━━━━━ DATA ENTRIES ━━━━━

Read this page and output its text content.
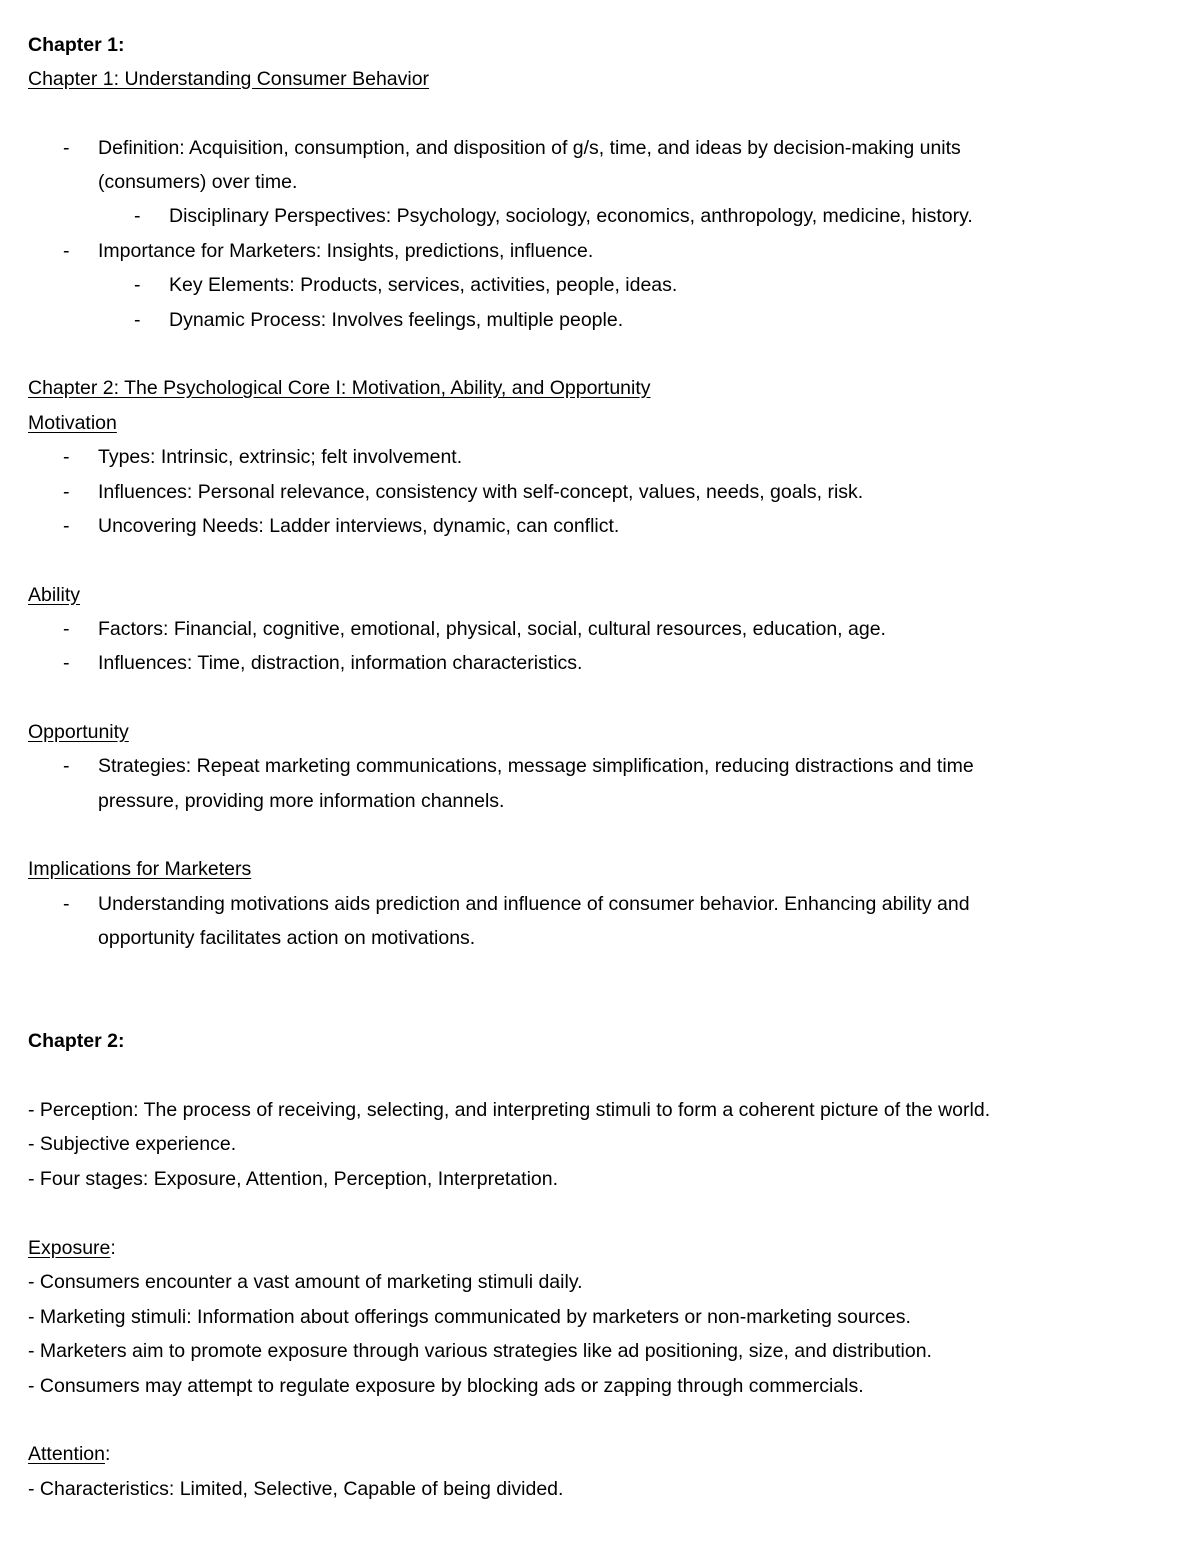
Chapter 1:
Chapter 1: Understanding Consumer Behavior
- Definition: Acquisition, consumption, and disposition of g/s, time, and ideas by decision-making units
(consumers) over time.
- Disciplinary Perspectives: Psychology, sociology, economics, anthropology, medicine, history.
- Importance for Marketers: Insights, predictions, influence.
- Key Elements: Products, services, activities, people, ideas.
- Dynamic Process: Involves feelings, multiple people.
Chapter 2: The Psychological Core I: Motivation, Ability, and Opportunity
Motivation
- Types: Intrinsic, extrinsic; felt involvement.
- Influences: Personal relevance, consistency with self-concept, values, needs, goals, risk.
- Uncovering Needs: Ladder interviews, dynamic, can conflict.
Ability
- Factors: Financial, cognitive, emotional, physical, social, cultural resources, education, age.
- Influences: Time, distraction, information characteristics.
Opportunity
- Strategies: Repeat marketing communications, message simplification, reducing distractions and time
pressure, providing more information channels.
Implications for Marketers
- Understanding motivations aids prediction and influence of consumer behavior. Enhancing ability and
opportunity facilitates action on motivations.
Chapter 2:
- Perception: The process of receiving, selecting, and interpreting stimuli to form a coherent picture of the world.
- Subjective experience.
- Four stages: Exposure, Attention, Perception, Interpretation.
Exposure:
- Consumers encounter a vast amount of marketing stimuli daily.
- Marketing stimuli: Information about offerings communicated by marketers or non-marketing sources.
- Marketers aim to promote exposure through various strategies like ad positioning, size, and distribution.
- Consumers may attempt to regulate exposure by blocking ads or zapping through commercials.
Attention:
- Characteristics: Limited, Selective, Capable of being divided.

━━━━━

WHAT IS NEEDED — Tell how many lines contain the word "Influences", using only the number.

SOLVED EXERCISE — 2